# GIVEN INSTRUCTION
Count lines with the string "magnetic" in them. State the number alone.

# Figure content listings
— BEGIN —
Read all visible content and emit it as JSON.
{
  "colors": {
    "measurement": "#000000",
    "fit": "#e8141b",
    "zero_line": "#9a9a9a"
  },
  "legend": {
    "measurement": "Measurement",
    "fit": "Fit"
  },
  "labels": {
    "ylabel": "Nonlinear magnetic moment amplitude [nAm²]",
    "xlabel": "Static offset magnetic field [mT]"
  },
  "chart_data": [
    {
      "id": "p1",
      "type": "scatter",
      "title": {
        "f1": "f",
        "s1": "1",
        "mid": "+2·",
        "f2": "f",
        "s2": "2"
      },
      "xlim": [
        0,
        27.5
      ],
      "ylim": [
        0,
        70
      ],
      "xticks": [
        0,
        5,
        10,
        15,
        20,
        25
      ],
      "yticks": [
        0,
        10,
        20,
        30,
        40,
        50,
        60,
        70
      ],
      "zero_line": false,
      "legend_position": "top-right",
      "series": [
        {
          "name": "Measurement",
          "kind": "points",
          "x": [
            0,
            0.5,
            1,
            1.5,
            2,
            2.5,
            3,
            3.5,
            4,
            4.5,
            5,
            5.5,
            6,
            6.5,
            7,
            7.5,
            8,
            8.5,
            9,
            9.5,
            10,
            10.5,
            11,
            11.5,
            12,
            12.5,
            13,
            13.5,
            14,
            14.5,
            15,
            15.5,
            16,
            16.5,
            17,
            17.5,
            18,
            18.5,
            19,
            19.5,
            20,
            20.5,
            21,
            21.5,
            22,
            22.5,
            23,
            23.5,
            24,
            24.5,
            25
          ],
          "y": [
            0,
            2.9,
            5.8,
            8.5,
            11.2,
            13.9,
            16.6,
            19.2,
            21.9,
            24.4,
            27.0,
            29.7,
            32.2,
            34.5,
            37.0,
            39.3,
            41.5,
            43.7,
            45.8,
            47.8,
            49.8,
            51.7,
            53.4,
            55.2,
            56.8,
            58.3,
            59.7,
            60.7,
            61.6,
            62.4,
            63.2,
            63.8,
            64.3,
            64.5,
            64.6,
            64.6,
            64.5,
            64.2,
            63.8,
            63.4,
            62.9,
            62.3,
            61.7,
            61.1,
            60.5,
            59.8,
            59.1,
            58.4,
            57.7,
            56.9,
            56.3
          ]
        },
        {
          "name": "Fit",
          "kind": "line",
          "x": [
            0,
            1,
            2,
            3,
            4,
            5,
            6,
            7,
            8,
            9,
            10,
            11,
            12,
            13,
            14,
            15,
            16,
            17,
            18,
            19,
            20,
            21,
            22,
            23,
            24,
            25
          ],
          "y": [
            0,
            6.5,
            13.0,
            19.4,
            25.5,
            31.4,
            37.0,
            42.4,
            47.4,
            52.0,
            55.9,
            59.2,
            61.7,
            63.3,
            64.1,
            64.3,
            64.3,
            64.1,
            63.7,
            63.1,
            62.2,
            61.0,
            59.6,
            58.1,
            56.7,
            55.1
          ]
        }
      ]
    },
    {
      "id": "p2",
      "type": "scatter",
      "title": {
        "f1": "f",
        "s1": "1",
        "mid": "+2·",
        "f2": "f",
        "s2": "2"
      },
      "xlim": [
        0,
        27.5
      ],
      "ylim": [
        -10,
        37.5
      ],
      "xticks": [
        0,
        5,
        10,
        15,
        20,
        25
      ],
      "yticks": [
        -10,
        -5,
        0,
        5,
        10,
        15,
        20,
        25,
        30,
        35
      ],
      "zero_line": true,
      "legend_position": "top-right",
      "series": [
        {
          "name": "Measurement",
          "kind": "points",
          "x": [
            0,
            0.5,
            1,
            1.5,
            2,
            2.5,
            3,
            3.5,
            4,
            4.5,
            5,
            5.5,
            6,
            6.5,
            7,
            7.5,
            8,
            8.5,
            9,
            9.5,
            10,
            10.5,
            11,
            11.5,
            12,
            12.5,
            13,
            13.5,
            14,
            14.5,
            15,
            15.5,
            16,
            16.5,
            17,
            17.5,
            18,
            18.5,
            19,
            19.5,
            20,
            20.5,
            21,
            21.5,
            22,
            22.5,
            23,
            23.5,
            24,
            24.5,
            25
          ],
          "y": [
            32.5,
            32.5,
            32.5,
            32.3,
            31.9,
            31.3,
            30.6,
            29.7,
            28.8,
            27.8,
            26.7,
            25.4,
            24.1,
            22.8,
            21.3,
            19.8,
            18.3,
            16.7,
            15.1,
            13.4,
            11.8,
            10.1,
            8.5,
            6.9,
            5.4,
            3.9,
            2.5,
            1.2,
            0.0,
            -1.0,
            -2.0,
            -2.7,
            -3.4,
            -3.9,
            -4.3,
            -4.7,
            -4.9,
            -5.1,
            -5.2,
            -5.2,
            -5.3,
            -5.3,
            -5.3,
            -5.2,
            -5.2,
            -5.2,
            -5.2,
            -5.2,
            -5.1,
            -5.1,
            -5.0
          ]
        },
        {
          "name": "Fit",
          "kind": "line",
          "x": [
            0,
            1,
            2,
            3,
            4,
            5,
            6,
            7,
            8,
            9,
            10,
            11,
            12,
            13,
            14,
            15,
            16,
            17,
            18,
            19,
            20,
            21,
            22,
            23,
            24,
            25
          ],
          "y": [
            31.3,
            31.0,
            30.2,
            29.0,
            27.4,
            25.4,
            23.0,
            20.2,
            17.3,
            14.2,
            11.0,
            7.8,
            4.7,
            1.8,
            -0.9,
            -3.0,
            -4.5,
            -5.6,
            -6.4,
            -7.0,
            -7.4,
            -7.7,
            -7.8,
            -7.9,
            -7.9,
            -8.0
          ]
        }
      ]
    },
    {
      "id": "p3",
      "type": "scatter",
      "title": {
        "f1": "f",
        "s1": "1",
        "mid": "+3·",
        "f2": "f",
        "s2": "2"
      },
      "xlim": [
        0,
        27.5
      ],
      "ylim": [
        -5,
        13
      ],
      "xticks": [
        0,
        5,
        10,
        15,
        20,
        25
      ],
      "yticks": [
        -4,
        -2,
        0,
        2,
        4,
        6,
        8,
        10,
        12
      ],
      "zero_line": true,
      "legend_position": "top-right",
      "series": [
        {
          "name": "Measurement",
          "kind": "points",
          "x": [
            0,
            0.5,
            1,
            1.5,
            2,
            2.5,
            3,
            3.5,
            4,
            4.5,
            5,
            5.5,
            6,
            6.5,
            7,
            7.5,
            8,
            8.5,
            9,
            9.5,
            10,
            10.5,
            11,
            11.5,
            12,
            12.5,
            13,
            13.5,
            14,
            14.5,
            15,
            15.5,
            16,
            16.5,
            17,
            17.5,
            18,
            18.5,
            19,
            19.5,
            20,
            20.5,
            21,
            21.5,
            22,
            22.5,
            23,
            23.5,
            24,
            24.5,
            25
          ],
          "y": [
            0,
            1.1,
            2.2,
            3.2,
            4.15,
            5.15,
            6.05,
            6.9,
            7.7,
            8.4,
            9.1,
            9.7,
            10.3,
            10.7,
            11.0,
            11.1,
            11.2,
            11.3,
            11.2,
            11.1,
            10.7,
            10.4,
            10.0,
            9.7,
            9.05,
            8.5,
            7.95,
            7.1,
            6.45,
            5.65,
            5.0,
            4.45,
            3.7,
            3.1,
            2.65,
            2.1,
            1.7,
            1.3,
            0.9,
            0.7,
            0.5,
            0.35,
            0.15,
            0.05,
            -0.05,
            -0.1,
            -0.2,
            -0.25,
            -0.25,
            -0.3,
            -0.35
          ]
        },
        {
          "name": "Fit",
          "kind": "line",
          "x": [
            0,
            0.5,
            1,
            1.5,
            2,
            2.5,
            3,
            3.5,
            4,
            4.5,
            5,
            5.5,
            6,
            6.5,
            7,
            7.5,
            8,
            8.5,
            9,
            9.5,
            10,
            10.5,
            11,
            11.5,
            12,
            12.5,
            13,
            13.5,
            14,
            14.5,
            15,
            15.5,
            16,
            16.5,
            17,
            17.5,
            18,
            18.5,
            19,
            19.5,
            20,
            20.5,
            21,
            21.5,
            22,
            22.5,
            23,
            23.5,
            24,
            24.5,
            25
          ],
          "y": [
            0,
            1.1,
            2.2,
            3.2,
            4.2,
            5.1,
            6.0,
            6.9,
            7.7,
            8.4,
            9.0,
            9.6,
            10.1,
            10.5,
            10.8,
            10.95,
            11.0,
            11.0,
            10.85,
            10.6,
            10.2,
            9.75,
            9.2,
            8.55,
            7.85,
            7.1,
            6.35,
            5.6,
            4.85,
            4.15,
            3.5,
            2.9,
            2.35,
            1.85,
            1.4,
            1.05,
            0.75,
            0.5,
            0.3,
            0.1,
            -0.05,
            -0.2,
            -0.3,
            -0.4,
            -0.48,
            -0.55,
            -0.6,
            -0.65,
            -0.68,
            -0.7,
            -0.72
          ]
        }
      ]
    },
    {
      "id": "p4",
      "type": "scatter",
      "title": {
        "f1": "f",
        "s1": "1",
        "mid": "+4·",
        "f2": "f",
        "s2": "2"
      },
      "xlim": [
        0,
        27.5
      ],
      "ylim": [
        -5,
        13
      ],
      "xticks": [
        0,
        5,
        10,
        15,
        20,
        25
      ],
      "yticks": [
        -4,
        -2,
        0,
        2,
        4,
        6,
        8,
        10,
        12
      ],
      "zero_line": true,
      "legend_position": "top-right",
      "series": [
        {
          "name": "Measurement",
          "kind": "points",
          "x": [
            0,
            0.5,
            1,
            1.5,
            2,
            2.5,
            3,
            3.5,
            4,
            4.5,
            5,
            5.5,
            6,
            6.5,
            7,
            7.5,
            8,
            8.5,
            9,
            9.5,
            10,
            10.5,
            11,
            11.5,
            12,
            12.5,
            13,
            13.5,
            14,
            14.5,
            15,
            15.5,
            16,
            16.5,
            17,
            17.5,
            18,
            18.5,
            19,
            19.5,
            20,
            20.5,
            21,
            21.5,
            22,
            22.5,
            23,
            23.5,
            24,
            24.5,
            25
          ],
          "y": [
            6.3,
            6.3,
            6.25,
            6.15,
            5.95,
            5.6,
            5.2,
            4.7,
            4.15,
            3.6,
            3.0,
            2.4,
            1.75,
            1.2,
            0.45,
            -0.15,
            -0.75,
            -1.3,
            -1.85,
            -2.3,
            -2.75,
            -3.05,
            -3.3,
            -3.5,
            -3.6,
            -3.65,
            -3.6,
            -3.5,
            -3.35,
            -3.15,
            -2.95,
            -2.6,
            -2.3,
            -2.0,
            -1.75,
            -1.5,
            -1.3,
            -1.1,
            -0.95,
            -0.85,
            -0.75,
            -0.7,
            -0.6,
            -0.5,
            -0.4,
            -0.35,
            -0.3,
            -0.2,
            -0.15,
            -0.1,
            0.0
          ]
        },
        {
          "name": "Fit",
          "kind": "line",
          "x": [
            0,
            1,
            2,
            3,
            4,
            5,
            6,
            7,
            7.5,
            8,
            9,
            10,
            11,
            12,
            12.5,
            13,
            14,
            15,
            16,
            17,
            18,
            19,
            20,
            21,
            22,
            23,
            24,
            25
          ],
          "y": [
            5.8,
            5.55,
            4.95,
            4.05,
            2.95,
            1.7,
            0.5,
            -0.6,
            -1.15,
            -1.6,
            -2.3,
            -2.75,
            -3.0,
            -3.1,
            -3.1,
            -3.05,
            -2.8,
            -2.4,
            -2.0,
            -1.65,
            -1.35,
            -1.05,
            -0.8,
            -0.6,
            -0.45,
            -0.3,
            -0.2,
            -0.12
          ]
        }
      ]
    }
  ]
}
— END —
# RESULT FOR THIS TASK
2